*** Records ***

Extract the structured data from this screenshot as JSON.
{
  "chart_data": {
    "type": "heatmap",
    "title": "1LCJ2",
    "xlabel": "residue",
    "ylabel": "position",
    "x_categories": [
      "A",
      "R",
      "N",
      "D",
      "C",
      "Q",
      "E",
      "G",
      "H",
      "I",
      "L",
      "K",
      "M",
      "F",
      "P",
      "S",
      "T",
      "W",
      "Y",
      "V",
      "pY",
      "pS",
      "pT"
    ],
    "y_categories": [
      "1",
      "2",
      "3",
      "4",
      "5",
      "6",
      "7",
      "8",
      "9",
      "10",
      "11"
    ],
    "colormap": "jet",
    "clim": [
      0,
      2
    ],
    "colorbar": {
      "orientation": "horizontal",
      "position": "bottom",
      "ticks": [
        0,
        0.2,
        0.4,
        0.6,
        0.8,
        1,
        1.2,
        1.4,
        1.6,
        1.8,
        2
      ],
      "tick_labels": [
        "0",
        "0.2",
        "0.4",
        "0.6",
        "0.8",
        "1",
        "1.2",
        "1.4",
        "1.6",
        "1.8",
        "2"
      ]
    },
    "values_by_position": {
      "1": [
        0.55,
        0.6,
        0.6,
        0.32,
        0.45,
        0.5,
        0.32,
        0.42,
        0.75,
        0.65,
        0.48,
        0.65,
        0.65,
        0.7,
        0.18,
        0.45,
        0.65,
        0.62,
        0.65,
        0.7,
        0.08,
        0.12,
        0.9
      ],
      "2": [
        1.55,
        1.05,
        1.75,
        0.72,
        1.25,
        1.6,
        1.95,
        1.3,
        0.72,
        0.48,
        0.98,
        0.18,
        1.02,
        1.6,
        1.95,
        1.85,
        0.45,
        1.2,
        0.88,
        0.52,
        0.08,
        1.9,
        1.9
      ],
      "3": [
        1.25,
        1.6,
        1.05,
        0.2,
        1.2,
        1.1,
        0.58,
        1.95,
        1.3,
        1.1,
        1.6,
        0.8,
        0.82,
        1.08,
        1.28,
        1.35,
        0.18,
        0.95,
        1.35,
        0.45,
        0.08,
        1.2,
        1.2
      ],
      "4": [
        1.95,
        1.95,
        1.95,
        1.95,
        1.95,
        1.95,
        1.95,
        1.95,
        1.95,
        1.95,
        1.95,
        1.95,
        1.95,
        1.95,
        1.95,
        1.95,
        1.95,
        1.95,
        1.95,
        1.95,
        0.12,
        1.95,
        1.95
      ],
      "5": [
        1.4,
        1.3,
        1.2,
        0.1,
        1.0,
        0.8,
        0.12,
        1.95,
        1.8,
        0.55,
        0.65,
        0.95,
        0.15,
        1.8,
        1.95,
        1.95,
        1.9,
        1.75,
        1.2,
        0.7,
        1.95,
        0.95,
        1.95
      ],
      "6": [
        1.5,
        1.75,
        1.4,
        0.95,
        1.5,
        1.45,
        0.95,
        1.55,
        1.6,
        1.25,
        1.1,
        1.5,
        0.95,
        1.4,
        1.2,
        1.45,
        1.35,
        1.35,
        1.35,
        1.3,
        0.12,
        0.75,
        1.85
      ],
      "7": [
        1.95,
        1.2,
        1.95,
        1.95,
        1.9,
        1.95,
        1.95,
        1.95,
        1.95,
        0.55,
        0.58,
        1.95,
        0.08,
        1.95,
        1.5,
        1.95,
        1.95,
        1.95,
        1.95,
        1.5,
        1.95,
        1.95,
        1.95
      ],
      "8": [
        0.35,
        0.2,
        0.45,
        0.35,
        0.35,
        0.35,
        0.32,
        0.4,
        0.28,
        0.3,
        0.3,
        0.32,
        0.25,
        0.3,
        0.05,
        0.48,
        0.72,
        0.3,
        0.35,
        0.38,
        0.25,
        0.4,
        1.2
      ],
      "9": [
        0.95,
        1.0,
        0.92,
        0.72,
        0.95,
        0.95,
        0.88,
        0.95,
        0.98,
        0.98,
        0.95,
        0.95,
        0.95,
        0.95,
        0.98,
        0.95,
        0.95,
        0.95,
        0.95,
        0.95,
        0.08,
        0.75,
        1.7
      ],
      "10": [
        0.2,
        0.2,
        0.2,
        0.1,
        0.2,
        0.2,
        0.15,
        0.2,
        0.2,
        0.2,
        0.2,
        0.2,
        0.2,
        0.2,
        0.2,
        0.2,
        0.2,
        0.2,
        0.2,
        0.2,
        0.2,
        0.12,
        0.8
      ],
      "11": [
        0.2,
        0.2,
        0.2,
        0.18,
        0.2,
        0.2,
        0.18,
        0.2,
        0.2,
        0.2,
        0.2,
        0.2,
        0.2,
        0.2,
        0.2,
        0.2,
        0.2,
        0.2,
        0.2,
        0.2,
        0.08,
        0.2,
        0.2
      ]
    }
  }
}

***

## What the task asks:
Retype all the material above precisely, with no line left out.

## Correct response:
Extract the structured data from this screenshot as JSON.
{
  "chart_data": {
    "type": "heatmap",
    "title": "1LCJ2",
    "xlabel": "residue",
    "ylabel": "position",
    "x_categories": [
      "A",
      "R",
      "N",
      "D",
      "C",
      "Q",
      "E",
      "G",
      "H",
      "I",
      "L",
      "K",
      "M",
      "F",
      "P",
      "S",
      "T",
      "W",
      "Y",
      "V",
      "pY",
      "pS",
      "pT"
    ],
    "y_categories": [
      "1",
      "2",
      "3",
      "4",
      "5",
      "6",
      "7",
      "8",
      "9",
      "10",
      "11"
    ],
    "colormap": "jet",
    "clim": [
      0,
      2
    ],
    "colorbar": {
      "orientation": "horizontal",
      "position": "bottom",
      "ticks": [
        0,
        0.2,
        0.4,
        0.6,
        0.8,
        1,
        1.2,
        1.4,
        1.6,
        1.8,
        2
      ],
      "tick_labels": [
        "0",
        "0.2",
        "0.4",
        "0.6",
        "0.8",
        "1",
        "1.2",
        "1.4",
        "1.6",
        "1.8",
        "2"
      ]
    },
    "values_by_position": {
      "1": [
        0.55,
        0.6,
        0.6,
        0.32,
        0.45,
        0.5,
        0.32,
        0.42,
        0.75,
        0.65,
        0.48,
        0.65,
        0.65,
        0.7,
        0.18,
        0.45,
        0.65,
        0.62,
        0.65,
        0.7,
        0.08,
        0.12,
        0.9
      ],
      "2": [
        1.55,
        1.05,
        1.75,
        0.72,
        1.25,
        1.6,
        1.95,
        1.3,
        0.72,
        0.48,
        0.98,
        0.18,
        1.02,
        1.6,
        1.95,
        1.85,
        0.45,
        1.2,
        0.88,
        0.52,
        0.08,
        1.9,
        1.9
      ],
      "3": [
        1.25,
        1.6,
        1.05,
        0.2,
        1.2,
        1.1,
        0.58,
        1.95,
        1.3,
        1.1,
        1.6,
        0.8,
        0.82,
        1.08,
        1.28,
        1.35,
        0.18,
        0.95,
        1.35,
        0.45,
        0.08,
        1.2,
        1.2
      ],
      "4": [
        1.95,
        1.95,
        1.95,
        1.95,
        1.95,
        1.95,
        1.95,
        1.95,
        1.95,
        1.95,
        1.95,
        1.95,
        1.95,
        1.95,
        1.95,
        1.95,
        1.95,
        1.95,
        1.95,
        1.95,
        0.12,
        1.95,
        1.95
      ],
      "5": [
        1.4,
        1.3,
        1.2,
        0.1,
        1.0,
        0.8,
        0.12,
        1.95,
        1.8,
        0.55,
        0.65,
        0.95,
        0.15,
        1.8,
        1.95,
        1.95,
        1.9,
        1.75,
        1.2,
        0.7,
        1.95,
        0.95,
        1.95
      ],
      "6": [
        1.5,
        1.75,
        1.4,
        0.95,
        1.5,
        1.45,
        0.95,
        1.55,
        1.6,
        1.25,
        1.1,
        1.5,
        0.95,
        1.4,
        1.2,
        1.45,
        1.35,
        1.35,
        1.35,
        1.3,
        0.12,
        0.75,
        1.85
      ],
      "7": [
        1.95,
        1.2,
        1.95,
        1.95,
        1.9,
        1.95,
        1.95,
        1.95,
        1.95,
        0.55,
        0.58,
        1.95,
        0.08,
        1.95,
        1.5,
        1.95,
        1.95,
        1.95,
        1.95,
        1.5,
        1.95,
        1.95,
        1.95
      ],
      "8": [
        0.35,
        0.2,
        0.45,
        0.35,
        0.35,
        0.35,
        0.32,
        0.4,
        0.28,
        0.3,
        0.3,
        0.32,
        0.25,
        0.3,
        0.05,
        0.48,
        0.72,
        0.3,
        0.35,
        0.38,
        0.25,
        0.4,
        1.2
      ],
      "9": [
        0.95,
        1.0,
        0.92,
        0.72,
        0.95,
        0.95,
        0.88,
        0.95,
        0.98,
        0.98,
        0.95,
        0.95,
        0.95,
        0.95,
        0.98,
        0.95,
        0.95,
        0.95,
        0.95,
        0.95,
        0.08,
        0.75,
        1.7
      ],
      "10": [
        0.2,
        0.2,
        0.2,
        0.1,
        0.2,
        0.2,
        0.15,
        0.2,
        0.2,
        0.2,
        0.2,
        0.2,
        0.2,
        0.2,
        0.2,
        0.2,
        0.2,
        0.2,
        0.2,
        0.2,
        0.2,
        0.12,
        0.8
      ],
      "11": [
        0.2,
        0.2,
        0.2,
        0.18,
        0.2,
        0.2,
        0.18,
        0.2,
        0.2,
        0.2,
        0.2,
        0.2,
        0.2,
        0.2,
        0.2,
        0.2,
        0.2,
        0.2,
        0.2,
        0.2,
        0.08,
        0.2,
        0.2
      ]
    }
  }
}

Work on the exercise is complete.